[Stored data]
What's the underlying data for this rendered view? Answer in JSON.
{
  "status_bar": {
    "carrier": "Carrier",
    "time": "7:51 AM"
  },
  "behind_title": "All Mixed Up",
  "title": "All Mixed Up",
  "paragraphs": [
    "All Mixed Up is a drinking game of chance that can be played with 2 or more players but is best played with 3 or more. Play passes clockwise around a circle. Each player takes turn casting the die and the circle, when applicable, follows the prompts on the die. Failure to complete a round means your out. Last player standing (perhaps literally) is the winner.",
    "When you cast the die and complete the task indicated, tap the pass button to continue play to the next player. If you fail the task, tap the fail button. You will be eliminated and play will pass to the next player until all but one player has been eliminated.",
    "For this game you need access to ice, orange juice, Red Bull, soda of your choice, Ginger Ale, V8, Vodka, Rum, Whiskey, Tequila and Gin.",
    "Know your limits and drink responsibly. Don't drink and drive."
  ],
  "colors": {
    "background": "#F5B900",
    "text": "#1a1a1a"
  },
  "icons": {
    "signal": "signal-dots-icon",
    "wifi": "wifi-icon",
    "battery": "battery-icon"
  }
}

> [GIVEN REQUEST] Every line of the material must be returned exactly as it appears.

> [TASK OUTPUT]
What's the underlying data for this rendered view? Answer in JSON.
{
  "status_bar": {
    "carrier": "Carrier",
    "time": "7:51 AM"
  },
  "behind_title": "All Mixed Up",
  "title": "All Mixed Up",
  "paragraphs": [
    "All Mixed Up is a drinking game of chance that can be played with 2 or more players but is best played with 3 or more. Play passes clockwise around a circle. Each player takes turn casting the die and the circle, when applicable, follows the prompts on the die. Failure to complete a round means your out. Last player standing (perhaps literally) is the winner.",
    "When you cast the die and complete the task indicated, tap the pass button to continue play to the next player. If you fail the task, tap the fail button. You will be eliminated and play will pass to the next player until all but one player has been eliminated.",
    "For this game you need access to ice, orange juice, Red Bull, soda of your choice, Ginger Ale, V8, Vodka, Rum, Whiskey, Tequila and Gin.",
    "Know your limits and drink responsibly. Don't drink and drive."
  ],
  "colors": {
    "background": "#F5B900",
    "text": "#1a1a1a"
  },
  "icons": {
    "signal": "signal-dots-icon",
    "wifi": "wifi-icon",
    "battery": "battery-icon"
  }
}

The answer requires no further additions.